Layout dataset rows:
——

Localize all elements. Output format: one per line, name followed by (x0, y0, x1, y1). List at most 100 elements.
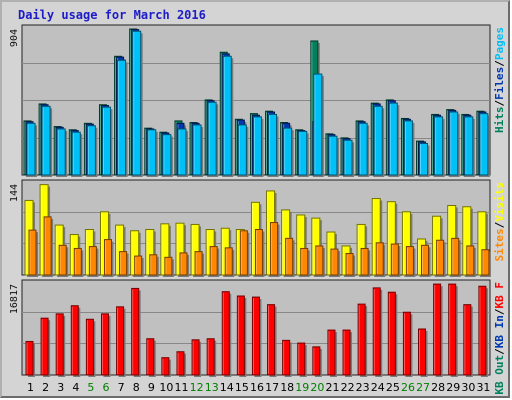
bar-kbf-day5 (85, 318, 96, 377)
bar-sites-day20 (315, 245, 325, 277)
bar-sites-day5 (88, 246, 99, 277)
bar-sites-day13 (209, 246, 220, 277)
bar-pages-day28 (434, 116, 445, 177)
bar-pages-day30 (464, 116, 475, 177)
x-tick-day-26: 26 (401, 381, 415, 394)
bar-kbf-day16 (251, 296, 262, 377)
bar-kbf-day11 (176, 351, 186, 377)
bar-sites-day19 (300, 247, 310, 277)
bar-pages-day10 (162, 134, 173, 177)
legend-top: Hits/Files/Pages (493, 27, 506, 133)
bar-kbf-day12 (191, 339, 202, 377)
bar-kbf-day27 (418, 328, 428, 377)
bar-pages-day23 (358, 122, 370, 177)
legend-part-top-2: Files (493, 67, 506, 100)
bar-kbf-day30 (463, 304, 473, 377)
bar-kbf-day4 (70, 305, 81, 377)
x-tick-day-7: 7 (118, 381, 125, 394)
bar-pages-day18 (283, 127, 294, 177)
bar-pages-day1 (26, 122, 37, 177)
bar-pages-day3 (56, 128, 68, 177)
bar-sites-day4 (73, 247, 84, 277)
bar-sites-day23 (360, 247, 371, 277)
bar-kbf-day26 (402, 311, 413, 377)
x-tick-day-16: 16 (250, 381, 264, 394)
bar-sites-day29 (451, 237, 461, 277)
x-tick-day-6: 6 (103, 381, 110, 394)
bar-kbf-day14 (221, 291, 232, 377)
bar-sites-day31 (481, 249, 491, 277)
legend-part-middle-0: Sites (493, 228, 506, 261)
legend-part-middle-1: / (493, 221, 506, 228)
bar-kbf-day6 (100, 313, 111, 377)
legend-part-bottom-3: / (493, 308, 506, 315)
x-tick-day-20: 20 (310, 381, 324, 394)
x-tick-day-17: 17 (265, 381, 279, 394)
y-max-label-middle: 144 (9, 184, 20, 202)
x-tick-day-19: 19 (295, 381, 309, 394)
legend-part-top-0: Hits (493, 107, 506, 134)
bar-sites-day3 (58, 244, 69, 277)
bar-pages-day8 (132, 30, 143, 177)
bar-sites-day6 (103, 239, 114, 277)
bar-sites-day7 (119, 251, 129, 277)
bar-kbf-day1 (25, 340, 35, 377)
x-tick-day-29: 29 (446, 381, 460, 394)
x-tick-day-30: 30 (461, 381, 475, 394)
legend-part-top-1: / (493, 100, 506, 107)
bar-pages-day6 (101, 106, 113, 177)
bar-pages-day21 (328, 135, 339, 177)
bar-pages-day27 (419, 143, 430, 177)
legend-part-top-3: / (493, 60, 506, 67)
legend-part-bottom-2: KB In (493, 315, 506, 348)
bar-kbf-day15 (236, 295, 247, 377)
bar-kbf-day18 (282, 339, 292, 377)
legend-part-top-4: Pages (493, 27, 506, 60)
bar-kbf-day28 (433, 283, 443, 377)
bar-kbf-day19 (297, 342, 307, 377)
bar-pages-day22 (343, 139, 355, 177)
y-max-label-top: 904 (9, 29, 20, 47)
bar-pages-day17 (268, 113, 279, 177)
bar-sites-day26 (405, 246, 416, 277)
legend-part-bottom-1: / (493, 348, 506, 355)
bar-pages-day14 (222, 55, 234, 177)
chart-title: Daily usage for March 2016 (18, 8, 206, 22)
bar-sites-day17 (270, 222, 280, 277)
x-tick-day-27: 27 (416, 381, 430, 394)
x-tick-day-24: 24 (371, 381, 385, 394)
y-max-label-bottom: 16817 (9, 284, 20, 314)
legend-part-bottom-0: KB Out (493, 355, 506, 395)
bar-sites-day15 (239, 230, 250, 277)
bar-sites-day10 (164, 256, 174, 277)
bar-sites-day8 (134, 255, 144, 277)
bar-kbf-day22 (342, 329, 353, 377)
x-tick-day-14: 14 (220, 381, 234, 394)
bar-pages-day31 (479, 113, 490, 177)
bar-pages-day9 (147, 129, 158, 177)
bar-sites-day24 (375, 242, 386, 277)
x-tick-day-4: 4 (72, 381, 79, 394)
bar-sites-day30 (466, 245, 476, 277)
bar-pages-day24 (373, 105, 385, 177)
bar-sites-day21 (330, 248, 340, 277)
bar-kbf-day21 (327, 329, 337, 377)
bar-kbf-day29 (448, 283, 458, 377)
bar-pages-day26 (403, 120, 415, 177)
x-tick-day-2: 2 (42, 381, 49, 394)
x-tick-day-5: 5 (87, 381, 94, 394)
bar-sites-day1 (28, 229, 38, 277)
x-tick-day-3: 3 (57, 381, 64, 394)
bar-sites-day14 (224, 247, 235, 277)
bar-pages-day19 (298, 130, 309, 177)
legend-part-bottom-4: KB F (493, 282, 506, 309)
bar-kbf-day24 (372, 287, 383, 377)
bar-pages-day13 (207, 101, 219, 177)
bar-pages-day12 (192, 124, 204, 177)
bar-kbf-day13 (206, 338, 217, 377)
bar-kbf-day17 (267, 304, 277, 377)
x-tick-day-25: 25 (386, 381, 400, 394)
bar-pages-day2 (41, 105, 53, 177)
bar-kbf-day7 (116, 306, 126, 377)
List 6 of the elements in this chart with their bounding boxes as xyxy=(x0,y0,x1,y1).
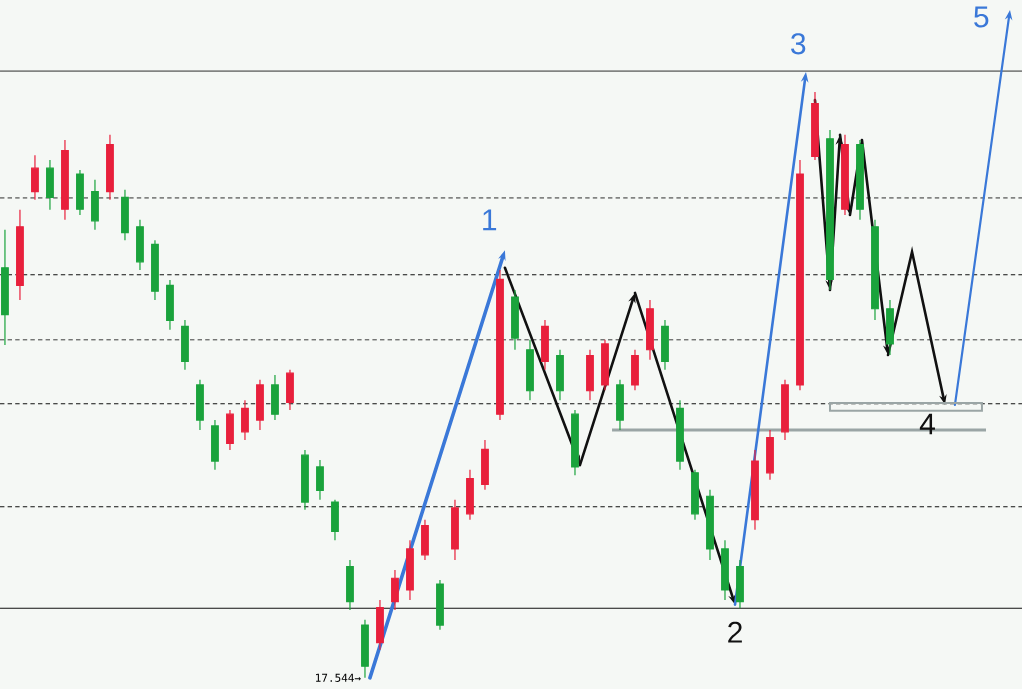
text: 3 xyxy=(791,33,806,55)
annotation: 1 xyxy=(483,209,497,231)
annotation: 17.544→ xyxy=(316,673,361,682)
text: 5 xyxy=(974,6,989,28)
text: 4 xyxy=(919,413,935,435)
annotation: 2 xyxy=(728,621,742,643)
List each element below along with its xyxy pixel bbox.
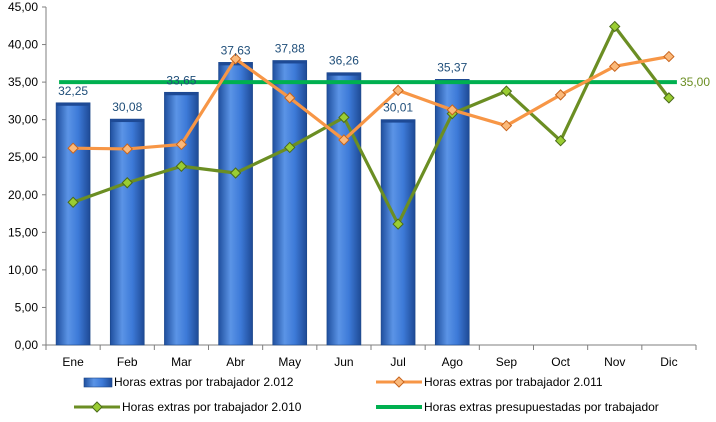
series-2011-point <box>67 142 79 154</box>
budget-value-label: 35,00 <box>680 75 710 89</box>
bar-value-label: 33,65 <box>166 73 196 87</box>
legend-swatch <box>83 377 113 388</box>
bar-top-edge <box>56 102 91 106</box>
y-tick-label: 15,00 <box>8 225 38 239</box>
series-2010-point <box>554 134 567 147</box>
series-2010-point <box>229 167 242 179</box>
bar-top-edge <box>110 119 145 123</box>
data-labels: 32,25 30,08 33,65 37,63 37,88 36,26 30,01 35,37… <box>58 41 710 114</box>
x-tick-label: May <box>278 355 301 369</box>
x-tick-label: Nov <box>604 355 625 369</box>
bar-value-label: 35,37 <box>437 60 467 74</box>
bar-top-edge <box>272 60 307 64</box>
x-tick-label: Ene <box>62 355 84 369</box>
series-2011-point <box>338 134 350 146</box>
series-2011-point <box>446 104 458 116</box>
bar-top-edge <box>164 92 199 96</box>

——

# DO THIS
Retype the rows above word for word, starting at the line containing "bar-kbf-day5 (85, 318, 96, 377)" and ending at the line containing "x-tick-day-19: 19 (295, 381, 309, 394)", with both of those lines included.

# RESULT FOR THIS TASK
bar-kbf-day5 (85, 318, 96, 377)
bar-sites-day20 (315, 245, 325, 277)
bar-sites-day5 (88, 246, 99, 277)
bar-sites-day13 (209, 246, 220, 277)
bar-pages-day28 (434, 116, 445, 177)
bar-pages-day30 (464, 116, 475, 177)
x-tick-day-26: 26 (401, 381, 415, 394)
bar-kbf-day16 (251, 296, 262, 377)
bar-kbf-day11 (176, 351, 186, 377)
bar-sites-day19 (300, 247, 310, 277)
bar-pages-day10 (162, 134, 173, 177)
legend-top: Hits/Files/Pages (493, 27, 506, 133)
bar-kbf-day12 (191, 339, 202, 377)
bar-kbf-day27 (418, 328, 428, 377)
bar-pages-day23 (358, 122, 370, 177)
legend-part-top-2: Files (493, 67, 506, 100)
bar-kbf-day30 (463, 304, 473, 377)
bar-kbf-day4 (70, 305, 81, 377)
x-tick-day-7: 7 (118, 381, 125, 394)
bar-pages-day18 (283, 127, 294, 177)
bar-pages-day1 (26, 122, 37, 177)
bar-pages-day3 (56, 128, 68, 177)
bar-sites-day4 (73, 247, 84, 277)
bar-sites-day23 (360, 247, 371, 277)
bar-kbf-day26 (402, 311, 413, 377)
x-tick-day-16: 16 (250, 381, 264, 394)
bar-sites-day29 (451, 237, 461, 277)
x-tick-day-6: 6 (103, 381, 110, 394)
bar-kbf-day14 (221, 291, 232, 377)
bar-sites-day31 (481, 249, 491, 277)
legend-part-middle-0: Sites (493, 228, 506, 261)
legend-part-middle-1: / (493, 221, 506, 228)
bar-kbf-day6 (100, 313, 111, 377)
legend-part-bottom-3: / (493, 308, 506, 315)
x-tick-day-20: 20 (310, 381, 324, 394)
x-tick-day-17: 17 (265, 381, 279, 394)
y-max-label-middle: 144 (9, 184, 20, 202)
x-tick-day-19: 19 (295, 381, 309, 394)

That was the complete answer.